Cela viole les droits souverains et la juridiction du Vietnam,
tels que stipulés par la Convention des Nations unies sur le droit de
la mer de 1982 ( CNUDM ) , à laquelle le Vietnam et la
Chine sont tous parties. L 'ambassadeur Ning a affirmé que la
plate-forme Haiyang Shiyou-981 est située dans les eaux
territoriales de l '« île Xisha» (archipel de Hoàng Sa du Vietnam
), étant à 17 milles marins de la ligne de base de cet archipel
et à 120-140 milles marins de celle du Vietnam. Le tracé chinois
autour de l'« île Xisha» est invalide et va à l'encontre de
la CNUDM. Je voudrais ajouter que la Chine n'a pas tenu sa
parole en ignorant la déclaration de Deng Xiaoping en
septembre 1975 selon laquelle le Vietnam et la Chine devaient
négocier pour régler la souveraineté sur l'archipel de Hoàng
Sa, déclaration enregistrée le 12 mai 1988 dans le Mémorandum
du ministère chinois des Affaires étrangères.

> _Données enregistrées_
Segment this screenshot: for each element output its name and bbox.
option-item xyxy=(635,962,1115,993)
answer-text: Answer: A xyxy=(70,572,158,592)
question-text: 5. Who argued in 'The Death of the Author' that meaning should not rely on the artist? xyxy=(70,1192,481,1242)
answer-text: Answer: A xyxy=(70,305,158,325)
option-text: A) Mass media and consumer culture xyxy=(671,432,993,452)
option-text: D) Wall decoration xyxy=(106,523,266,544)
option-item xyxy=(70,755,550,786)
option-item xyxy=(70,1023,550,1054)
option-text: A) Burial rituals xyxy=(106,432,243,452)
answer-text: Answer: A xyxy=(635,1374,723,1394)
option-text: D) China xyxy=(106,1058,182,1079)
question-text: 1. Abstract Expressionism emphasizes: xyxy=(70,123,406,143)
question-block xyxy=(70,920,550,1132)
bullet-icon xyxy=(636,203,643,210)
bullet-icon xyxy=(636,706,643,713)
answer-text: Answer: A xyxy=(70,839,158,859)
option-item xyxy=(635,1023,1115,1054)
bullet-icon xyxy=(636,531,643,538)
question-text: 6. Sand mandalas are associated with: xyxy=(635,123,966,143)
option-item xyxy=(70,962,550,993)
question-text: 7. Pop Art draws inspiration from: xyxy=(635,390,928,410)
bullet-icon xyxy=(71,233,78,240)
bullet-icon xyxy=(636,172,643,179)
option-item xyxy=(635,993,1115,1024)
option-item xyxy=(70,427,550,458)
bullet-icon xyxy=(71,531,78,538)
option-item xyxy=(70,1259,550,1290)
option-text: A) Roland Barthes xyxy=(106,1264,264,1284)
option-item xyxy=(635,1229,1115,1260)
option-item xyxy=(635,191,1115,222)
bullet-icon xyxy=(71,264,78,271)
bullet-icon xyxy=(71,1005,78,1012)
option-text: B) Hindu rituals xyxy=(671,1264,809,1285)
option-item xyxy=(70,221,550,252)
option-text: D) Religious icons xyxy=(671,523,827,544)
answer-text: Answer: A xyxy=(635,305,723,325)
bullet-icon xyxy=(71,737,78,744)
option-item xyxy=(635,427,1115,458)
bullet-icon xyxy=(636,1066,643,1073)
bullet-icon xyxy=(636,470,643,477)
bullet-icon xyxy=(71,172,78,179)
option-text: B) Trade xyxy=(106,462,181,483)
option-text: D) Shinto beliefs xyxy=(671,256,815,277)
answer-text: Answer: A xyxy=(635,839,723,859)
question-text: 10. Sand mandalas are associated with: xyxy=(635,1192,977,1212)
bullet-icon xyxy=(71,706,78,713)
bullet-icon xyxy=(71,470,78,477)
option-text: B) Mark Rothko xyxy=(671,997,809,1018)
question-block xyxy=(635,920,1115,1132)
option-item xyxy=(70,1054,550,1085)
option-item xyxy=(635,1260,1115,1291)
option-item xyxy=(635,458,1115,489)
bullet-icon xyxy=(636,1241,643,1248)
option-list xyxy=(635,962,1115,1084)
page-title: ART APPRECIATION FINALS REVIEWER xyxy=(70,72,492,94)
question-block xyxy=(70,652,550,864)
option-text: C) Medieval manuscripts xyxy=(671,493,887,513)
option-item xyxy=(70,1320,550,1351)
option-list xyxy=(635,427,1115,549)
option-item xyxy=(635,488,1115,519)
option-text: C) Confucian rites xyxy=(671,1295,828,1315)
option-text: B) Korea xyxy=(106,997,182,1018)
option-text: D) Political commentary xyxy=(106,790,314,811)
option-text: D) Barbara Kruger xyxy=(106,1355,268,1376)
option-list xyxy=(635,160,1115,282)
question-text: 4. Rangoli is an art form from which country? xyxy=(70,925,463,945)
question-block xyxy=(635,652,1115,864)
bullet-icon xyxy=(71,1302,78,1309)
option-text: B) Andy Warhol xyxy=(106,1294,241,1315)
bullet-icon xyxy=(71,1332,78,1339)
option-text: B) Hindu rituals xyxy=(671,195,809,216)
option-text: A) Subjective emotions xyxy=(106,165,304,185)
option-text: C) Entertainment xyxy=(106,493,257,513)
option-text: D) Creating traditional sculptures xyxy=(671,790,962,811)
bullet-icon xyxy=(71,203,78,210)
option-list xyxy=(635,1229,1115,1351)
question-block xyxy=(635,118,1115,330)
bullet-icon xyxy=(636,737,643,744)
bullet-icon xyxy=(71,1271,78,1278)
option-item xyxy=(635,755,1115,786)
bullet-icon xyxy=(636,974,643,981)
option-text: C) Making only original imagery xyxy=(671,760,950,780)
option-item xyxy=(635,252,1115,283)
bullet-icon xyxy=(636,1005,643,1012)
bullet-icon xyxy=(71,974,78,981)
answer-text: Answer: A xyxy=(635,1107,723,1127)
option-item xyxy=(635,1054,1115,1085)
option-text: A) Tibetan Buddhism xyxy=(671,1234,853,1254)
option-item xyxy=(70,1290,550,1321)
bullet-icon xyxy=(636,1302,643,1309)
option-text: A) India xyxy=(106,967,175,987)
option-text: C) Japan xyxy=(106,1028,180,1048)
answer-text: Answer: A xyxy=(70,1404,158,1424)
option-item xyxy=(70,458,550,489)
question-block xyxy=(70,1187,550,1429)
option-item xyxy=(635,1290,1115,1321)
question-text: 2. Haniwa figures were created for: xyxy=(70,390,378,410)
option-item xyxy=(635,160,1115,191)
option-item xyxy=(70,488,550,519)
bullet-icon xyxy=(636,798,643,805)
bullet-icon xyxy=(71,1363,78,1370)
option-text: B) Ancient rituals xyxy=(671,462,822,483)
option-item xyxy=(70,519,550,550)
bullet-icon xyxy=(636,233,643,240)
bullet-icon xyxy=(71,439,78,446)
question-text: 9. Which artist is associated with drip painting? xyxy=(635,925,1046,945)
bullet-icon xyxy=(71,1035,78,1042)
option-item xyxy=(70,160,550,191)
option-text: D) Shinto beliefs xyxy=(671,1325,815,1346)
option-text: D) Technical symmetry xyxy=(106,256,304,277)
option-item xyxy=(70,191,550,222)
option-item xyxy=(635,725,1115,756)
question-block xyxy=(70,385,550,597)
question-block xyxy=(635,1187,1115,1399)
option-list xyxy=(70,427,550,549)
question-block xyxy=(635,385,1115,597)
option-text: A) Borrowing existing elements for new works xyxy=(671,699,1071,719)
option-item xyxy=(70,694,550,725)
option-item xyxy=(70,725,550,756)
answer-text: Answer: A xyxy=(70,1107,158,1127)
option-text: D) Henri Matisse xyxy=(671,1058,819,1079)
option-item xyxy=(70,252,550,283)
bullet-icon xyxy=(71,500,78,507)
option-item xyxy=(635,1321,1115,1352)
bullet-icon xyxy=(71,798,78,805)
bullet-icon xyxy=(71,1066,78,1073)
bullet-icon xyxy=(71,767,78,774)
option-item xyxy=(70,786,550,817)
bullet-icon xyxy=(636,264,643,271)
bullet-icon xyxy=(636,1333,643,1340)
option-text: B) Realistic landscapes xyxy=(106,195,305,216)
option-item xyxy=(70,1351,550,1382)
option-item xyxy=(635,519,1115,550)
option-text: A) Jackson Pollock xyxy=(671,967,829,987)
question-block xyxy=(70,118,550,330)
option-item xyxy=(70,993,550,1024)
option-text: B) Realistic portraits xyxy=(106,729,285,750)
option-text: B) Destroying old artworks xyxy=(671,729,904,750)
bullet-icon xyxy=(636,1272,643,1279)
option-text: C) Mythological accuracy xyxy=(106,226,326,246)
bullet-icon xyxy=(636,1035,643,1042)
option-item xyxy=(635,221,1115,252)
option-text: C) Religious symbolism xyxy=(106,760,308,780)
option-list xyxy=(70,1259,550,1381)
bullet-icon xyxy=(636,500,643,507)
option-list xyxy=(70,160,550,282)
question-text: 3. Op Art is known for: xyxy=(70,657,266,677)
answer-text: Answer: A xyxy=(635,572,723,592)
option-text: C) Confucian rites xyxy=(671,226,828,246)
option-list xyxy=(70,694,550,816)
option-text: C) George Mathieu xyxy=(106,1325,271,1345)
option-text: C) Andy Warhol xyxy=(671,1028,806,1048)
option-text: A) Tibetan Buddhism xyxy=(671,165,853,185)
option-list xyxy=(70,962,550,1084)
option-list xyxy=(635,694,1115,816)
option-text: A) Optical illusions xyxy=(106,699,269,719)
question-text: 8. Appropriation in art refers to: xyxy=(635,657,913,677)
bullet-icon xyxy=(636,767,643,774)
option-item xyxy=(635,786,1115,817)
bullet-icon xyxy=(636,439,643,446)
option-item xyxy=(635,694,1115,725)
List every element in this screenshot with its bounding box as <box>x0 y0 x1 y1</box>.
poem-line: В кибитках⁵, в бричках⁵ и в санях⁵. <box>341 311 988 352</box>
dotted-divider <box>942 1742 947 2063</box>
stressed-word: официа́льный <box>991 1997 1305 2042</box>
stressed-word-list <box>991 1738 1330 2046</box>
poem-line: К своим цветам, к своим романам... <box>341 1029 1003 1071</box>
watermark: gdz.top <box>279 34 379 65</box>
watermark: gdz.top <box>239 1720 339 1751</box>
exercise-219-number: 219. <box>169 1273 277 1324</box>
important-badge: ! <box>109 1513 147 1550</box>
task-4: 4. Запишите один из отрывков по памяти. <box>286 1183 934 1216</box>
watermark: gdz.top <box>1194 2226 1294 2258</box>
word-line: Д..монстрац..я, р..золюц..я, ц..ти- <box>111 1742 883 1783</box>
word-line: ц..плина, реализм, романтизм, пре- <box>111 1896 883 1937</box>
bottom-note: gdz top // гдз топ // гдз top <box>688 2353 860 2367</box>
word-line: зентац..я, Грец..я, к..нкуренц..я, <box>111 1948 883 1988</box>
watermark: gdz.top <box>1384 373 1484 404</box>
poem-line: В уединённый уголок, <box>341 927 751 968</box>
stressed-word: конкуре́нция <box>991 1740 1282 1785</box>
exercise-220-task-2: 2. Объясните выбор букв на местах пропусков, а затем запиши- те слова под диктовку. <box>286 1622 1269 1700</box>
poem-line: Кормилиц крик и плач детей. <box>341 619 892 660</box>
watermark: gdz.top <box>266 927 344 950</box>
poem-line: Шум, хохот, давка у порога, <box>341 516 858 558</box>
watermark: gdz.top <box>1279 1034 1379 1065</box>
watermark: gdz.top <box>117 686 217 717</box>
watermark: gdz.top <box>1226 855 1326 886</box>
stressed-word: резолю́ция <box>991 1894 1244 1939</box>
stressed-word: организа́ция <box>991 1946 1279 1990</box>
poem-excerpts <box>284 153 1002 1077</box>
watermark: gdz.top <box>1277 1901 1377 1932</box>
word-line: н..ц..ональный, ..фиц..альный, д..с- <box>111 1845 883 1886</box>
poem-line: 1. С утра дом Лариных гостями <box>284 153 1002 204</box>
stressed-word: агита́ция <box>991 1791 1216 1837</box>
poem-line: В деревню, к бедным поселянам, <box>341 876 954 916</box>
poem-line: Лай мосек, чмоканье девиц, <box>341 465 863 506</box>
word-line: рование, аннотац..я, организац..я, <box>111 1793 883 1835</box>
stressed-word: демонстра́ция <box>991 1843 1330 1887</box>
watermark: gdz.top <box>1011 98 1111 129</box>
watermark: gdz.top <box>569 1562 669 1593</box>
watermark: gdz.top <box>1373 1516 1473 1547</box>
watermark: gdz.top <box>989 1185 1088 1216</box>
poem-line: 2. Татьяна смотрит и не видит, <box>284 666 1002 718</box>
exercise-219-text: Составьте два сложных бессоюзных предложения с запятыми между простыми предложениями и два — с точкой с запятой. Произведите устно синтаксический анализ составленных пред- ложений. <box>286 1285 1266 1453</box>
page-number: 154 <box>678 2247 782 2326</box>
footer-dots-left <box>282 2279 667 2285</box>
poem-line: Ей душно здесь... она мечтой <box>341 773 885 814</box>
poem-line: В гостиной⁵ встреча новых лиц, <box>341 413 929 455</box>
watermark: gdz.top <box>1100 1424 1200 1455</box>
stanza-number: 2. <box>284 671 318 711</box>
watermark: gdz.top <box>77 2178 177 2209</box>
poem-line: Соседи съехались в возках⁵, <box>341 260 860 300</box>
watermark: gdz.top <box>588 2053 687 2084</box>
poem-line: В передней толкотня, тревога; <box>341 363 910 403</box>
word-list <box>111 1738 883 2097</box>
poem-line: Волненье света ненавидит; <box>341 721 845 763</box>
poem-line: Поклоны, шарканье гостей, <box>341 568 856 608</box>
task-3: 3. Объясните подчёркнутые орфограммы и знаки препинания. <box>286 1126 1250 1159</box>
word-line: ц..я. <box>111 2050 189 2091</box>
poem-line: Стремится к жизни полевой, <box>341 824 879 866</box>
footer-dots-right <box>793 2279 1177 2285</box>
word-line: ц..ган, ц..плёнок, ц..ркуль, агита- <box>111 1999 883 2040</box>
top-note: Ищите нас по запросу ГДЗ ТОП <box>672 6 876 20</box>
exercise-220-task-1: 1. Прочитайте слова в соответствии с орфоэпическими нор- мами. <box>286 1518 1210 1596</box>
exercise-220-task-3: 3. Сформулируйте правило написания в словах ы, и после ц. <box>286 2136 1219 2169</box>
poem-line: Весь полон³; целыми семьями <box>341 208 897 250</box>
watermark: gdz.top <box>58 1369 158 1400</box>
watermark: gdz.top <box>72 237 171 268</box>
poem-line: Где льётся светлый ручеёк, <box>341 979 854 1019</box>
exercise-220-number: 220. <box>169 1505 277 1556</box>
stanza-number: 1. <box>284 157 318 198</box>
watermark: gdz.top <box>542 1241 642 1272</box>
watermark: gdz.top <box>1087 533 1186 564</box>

> _Consigne_
Les affirmations suivantes concordent-elles avec l'extrait sur le différend maritime entre le Vietnam et la Chine ? Pour chacune, répondez par oui ou par non en citant mot pour mot le passage décisif : (a) selon l'ambassadeur Ning, la plate-forme Haiyang Shiyou-981 se trouve à 17 milles marins de la ligne de base de l'archipel ; (b) seul le Vietnam est partie à la CNUDM ; (c) la déclaration de Deng Xiaoping date de septembre 1988. Les items ne jouent aucun rôle ici.

> _Réponse_
(a) Oui : « étant à 17 milles marins de la ligne de base de cet archipel ».
(b) Non : « à laquelle le Vietnam et la Chine sont tous parties ».
(c) Non : « la déclaration de Deng Xiaoping en septembre 1975 ».